- _Exercise prompt_:
Can you print every record below exactly as written?

- _Records shown_:
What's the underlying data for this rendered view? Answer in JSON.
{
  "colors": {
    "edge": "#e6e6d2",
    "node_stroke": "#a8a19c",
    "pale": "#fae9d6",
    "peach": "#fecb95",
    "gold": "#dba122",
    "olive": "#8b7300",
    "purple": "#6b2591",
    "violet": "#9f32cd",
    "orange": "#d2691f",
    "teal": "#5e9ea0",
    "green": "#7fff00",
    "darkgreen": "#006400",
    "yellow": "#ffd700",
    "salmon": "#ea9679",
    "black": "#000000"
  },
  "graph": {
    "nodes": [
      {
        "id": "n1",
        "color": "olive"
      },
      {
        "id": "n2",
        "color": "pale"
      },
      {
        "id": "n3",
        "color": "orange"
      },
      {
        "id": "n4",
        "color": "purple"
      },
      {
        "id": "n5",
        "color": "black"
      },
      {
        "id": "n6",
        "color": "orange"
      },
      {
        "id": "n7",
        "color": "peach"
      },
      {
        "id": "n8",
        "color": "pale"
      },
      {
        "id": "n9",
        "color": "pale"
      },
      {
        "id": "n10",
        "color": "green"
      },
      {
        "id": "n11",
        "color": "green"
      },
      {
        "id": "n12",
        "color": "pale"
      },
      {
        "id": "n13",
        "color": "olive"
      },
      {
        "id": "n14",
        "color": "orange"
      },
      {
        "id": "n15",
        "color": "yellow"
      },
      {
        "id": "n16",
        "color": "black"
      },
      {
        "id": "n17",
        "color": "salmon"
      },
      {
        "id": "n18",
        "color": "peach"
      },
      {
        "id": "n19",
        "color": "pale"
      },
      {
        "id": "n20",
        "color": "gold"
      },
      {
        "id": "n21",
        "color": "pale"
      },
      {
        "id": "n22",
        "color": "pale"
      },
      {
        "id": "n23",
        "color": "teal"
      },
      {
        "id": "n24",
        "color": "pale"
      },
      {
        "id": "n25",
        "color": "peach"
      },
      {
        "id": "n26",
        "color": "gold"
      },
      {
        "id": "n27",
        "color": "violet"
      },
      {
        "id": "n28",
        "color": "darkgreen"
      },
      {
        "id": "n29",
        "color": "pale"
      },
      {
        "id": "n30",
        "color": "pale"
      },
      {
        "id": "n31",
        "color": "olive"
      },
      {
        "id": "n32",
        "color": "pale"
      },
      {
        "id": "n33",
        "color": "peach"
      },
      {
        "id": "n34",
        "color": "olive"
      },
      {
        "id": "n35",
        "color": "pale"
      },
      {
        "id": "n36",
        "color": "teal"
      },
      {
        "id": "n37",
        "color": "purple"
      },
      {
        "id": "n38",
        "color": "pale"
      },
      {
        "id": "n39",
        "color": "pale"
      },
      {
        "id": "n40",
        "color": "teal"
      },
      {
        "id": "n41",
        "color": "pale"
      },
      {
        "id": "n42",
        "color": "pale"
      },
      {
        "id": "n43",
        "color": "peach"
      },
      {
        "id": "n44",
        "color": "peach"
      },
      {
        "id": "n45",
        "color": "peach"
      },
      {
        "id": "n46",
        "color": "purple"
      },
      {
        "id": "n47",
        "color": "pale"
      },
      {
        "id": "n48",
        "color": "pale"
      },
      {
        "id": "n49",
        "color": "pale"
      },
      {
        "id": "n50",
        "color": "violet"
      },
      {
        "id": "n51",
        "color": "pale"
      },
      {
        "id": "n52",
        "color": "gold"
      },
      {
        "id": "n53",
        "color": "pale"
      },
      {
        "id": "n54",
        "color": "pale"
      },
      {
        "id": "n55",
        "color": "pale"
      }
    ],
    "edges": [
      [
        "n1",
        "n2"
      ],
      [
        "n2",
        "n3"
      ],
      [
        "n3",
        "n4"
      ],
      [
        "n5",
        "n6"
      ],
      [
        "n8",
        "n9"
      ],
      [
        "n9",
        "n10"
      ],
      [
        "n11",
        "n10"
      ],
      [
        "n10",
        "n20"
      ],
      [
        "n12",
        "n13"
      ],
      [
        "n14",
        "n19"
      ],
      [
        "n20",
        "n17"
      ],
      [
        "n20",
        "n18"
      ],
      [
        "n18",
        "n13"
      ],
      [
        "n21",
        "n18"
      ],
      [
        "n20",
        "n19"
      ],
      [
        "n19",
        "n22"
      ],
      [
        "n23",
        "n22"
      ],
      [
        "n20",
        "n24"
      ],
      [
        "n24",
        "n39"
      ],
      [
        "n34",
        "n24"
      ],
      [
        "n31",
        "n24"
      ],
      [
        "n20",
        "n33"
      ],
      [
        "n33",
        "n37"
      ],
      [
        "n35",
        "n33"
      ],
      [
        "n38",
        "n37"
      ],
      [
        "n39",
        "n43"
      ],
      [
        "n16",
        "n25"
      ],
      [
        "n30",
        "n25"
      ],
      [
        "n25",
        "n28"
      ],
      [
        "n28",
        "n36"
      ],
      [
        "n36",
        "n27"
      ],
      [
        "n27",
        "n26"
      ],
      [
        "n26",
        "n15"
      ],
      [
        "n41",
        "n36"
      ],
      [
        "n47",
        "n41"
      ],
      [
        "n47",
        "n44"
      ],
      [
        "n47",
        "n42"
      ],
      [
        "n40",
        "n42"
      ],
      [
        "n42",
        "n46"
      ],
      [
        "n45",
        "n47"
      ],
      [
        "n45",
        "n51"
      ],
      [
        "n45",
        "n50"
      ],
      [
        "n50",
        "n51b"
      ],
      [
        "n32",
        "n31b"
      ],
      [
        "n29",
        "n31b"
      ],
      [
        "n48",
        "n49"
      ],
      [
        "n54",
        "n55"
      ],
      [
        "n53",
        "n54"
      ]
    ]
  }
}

- _Right answer_:
What's the underlying data for this rendered view? Answer in JSON.
{
  "colors": {
    "edge": "#e6e6d2",
    "node_stroke": "#a8a19c",
    "pale": "#fae9d6",
    "peach": "#fecb95",
    "gold": "#dba122",
    "olive": "#8b7300",
    "purple": "#6b2591",
    "violet": "#9f32cd",
    "orange": "#d2691f",
    "teal": "#5e9ea0",
    "green": "#7fff00",
    "darkgreen": "#006400",
    "yellow": "#ffd700",
    "salmon": "#ea9679",
    "black": "#000000"
  },
  "graph": {
    "nodes": [
      {
        "id": "n1",
        "color": "olive"
      },
      {
        "id": "n2",
        "color": "pale"
      },
      {
        "id": "n3",
        "color": "orange"
      },
      {
        "id": "n4",
        "color": "purple"
      },
      {
        "id": "n5",
        "color": "black"
      },
      {
        "id": "n6",
        "color": "orange"
      },
      {
        "id": "n7",
        "color": "peach"
      },
      {
        "id": "n8",
        "color": "pale"
      },
      {
        "id": "n9",
        "color": "pale"
      },
      {
        "id": "n10",
        "color": "green"
      },
      {
        "id": "n11",
        "color": "green"
      },
      {
        "id": "n12",
        "color": "pale"
      },
      {
        "id": "n13",
        "color": "olive"
      },
      {
        "id": "n14",
        "color": "orange"
      },
      {
        "id": "n15",
        "color": "yellow"
      },
      {
        "id": "n16",
        "color": "black"
      },
      {
        "id": "n17",
        "color": "salmon"
      },
      {
        "id": "n18",
        "color": "peach"
      },
      {
        "id": "n19",
        "color": "pale"
      },
      {
        "id": "n20",
        "color": "gold"
      },
      {
        "id": "n21",
        "color": "pale"
      },
      {
        "id": "n22",
        "color": "pale"
      },
      {
        "id": "n23",
        "color": "teal"
      },
      {
        "id": "n24",
        "color": "pale"
      },
      {
        "id": "n25",
        "color": "peach"
      },
      {
        "id": "n26",
        "color": "gold"
      },
      {
        "id": "n27",
        "color": "violet"
      },
      {
        "id": "n28",
        "color": "darkgreen"
      },
      {
        "id": "n29",
        "color": "pale"
      },
      {
        "id": "n30",
        "color": "pale"
      },
      {
        "id": "n31",
        "color": "olive"
      },
      {
        "id": "n32",
        "color": "pale"
      },
      {
        "id": "n33",
        "color": "peach"
      },
      {
        "id": "n34",
        "color": "olive"
      },
      {
        "id": "n35",
        "color": "pale"
      },
      {
        "id": "n36",
        "color": "teal"
      },
      {
        "id": "n37",
        "color": "purple"
      },
      {
        "id": "n38",
        "color": "pale"
      },
      {
        "id": "n39",
        "color": "pale"
      },
      {
        "id": "n40",
        "color": "teal"
      },
      {
        "id": "n41",
        "color": "pale"
      },
      {
        "id": "n42",
        "color": "pale"
      },
      {
        "id": "n43",
        "color": "peach"
      },
      {
        "id": "n44",
        "color": "peach"
      },
      {
        "id": "n45",
        "color": "peach"
      },
      {
        "id": "n46",
        "color": "purple"
      },
      {
        "id": "n47",
        "color": "pale"
      },
      {
        "id": "n48",
        "color": "pale"
      },
      {
        "id": "n49",
        "color": "pale"
      },
      {
        "id": "n50",
        "color": "violet"
      },
      {
        "id": "n51",
        "color": "pale"
      },
      {
        "id": "n52",
        "color": "gold"
      },
      {
        "id": "n53",
        "color": "pale"
      },
      {
        "id": "n54",
        "color": "pale"
      },
      {
        "id": "n55",
        "color": "pale"
      }
    ],
    "edges": [
      [
        "n1",
        "n2"
      ],
      [
        "n2",
        "n3"
      ],
      [
        "n3",
        "n4"
      ],
      [
        "n5",
        "n6"
      ],
      [
        "n8",
        "n9"
      ],
      [
        "n9",
        "n10"
      ],
      [
        "n11",
        "n10"
      ],
      [
        "n10",
        "n20"
      ],
      [
        "n12",
        "n13"
      ],
      [
        "n14",
        "n19"
      ],
      [
        "n20",
        "n17"
      ],
      [
        "n20",
        "n18"
      ],
      [
        "n18",
        "n13"
      ],
      [
        "n21",
        "n18"
      ],
      [
        "n20",
        "n19"
      ],
      [
        "n19",
        "n22"
      ],
      [
        "n23",
        "n22"
      ],
      [
        "n20",
        "n24"
      ],
      [
        "n24",
        "n39"
      ],
      [
        "n34",
        "n24"
      ],
      [
        "n31",
        "n24"
      ],
      [
        "n20",
        "n33"
      ],
      [
        "n33",
        "n37"
      ],
      [
        "n35",
        "n33"
      ],
      [
        "n38",
        "n37"
      ],
      [
        "n39",
        "n43"
      ],
      [
        "n16",
        "n25"
      ],
      [
        "n30",
        "n25"
      ],
      [
        "n25",
        "n28"
      ],
      [
        "n28",
        "n36"
      ],
      [
        "n36",
        "n27"
      ],
      [
        "n27",
        "n26"
      ],
      [
        "n26",
        "n15"
      ],
      [
        "n41",
        "n36"
      ],
      [
        "n47",
        "n41"
      ],
      [
        "n47",
        "n44"
      ],
      [
        "n47",
        "n42"
      ],
      [
        "n40",
        "n42"
      ],
      [
        "n42",
        "n46"
      ],
      [
        "n45",
        "n47"
      ],
      [
        "n45",
        "n51"
      ],
      [
        "n45",
        "n50"
      ],
      [
        "n50",
        "n51b"
      ],
      [
        "n32",
        "n31b"
      ],
      [
        "n29",
        "n31b"
      ],
      [
        "n48",
        "n49"
      ],
      [
        "n54",
        "n55"
      ],
      [
        "n53",
        "n54"
      ]
    ]
  }
}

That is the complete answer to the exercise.